● **Exercise directions**:
Go through the records and copy each line where the word "from" occurs.
>>>
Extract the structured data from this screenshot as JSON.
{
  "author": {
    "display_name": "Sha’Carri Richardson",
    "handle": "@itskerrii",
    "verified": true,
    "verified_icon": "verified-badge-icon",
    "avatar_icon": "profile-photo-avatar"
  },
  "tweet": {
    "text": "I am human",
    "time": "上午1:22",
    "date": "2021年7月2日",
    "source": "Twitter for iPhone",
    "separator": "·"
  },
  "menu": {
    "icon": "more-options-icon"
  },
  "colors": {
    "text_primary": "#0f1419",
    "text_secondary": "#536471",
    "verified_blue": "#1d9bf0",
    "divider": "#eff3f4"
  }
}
<<<
>>>
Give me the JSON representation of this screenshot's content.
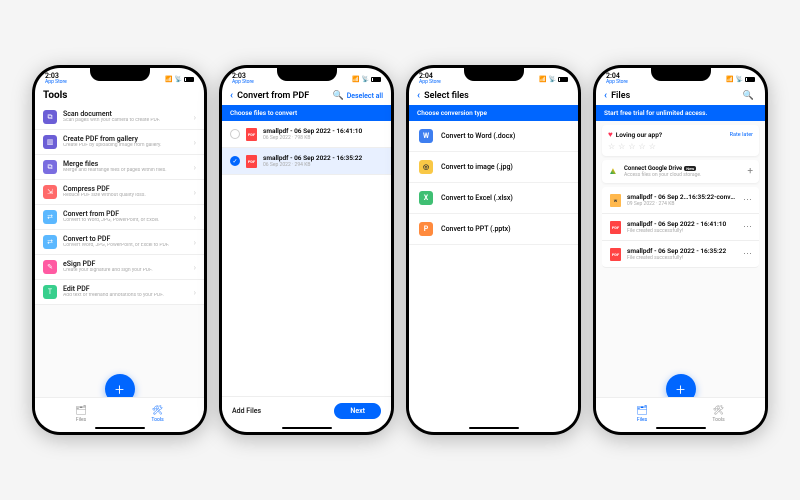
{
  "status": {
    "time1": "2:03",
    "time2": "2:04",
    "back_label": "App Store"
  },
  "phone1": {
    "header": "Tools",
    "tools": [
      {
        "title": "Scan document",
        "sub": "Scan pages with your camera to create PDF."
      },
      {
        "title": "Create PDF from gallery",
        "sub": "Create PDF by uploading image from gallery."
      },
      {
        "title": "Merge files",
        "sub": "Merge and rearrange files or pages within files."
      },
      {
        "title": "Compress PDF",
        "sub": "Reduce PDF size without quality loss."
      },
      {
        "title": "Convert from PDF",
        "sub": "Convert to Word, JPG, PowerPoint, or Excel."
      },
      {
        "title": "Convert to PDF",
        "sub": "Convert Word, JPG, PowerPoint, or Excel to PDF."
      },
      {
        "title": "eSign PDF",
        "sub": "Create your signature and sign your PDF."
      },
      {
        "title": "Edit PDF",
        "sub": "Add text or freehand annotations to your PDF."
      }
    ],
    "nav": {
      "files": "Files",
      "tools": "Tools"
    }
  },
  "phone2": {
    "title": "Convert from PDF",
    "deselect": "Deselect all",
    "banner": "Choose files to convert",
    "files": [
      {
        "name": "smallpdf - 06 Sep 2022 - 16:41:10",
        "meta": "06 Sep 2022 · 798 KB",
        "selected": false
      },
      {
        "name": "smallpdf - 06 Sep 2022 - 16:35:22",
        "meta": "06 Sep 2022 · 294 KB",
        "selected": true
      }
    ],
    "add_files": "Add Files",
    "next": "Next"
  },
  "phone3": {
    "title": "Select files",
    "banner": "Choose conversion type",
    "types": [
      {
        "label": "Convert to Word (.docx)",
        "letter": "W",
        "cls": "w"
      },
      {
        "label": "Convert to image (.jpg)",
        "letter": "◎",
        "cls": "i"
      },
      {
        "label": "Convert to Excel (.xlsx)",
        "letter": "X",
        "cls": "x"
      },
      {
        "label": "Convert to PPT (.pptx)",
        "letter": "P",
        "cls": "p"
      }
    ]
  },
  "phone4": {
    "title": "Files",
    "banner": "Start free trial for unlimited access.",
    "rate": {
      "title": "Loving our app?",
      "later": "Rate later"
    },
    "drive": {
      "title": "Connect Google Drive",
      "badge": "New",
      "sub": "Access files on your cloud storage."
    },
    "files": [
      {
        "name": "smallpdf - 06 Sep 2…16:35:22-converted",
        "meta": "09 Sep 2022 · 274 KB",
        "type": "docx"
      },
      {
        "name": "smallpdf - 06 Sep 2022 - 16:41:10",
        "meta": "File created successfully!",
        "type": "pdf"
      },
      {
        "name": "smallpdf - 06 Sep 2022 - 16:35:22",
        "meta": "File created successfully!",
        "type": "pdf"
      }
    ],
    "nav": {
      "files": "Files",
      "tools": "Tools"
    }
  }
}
<<<
● **Reply to the task**:
Extract the structured data from this screenshot as JSON.
        "title": "Create PDF from gallery",
        "sub": "Create PDF by uploading image from gallery."
        "title": "Convert from PDF",
    "title": "Convert from PDF",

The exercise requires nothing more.